## Directions
Scan the entries below. List each line with "выявления".

## Records to use

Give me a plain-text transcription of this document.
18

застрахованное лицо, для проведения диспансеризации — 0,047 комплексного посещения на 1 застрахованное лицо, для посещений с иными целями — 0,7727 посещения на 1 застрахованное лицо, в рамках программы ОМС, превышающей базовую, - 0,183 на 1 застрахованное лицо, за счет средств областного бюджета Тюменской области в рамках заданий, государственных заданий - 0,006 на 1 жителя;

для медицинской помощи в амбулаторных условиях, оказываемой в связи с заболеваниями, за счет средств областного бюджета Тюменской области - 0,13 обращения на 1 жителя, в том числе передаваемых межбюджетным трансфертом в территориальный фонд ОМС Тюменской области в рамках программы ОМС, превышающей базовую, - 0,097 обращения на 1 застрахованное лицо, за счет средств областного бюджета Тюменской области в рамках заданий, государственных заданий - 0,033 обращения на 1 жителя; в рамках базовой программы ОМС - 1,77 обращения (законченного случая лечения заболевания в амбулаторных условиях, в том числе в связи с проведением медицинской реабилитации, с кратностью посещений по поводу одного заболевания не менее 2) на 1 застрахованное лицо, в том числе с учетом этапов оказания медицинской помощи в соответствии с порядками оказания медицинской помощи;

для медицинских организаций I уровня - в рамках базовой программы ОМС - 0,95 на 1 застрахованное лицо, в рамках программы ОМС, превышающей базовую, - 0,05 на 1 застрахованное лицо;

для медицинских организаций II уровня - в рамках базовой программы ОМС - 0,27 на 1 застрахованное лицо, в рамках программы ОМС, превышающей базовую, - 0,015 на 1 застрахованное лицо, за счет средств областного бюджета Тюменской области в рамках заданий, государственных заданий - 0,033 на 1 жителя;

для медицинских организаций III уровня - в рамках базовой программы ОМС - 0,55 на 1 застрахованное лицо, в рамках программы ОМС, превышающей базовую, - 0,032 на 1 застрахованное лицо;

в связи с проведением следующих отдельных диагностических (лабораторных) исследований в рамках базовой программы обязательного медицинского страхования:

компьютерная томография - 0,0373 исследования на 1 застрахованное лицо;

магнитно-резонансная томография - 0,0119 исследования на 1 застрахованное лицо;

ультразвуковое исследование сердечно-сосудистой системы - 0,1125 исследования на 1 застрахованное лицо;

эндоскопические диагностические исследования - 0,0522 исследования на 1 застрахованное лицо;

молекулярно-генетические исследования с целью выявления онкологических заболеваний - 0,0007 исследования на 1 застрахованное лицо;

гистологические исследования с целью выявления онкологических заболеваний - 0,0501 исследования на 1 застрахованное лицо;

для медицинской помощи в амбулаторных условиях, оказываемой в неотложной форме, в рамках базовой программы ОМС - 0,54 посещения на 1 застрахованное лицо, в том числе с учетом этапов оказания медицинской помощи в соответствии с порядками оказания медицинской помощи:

## Final result
молекулярно-генетические исследования с целью выявления онкологических заболеваний - 0,0007 исследования на 1 застрахованное лицо;
гистологические исследования с целью выявления онкологических заболеваний - 0,0501 исследования на 1 застрахованное лицо;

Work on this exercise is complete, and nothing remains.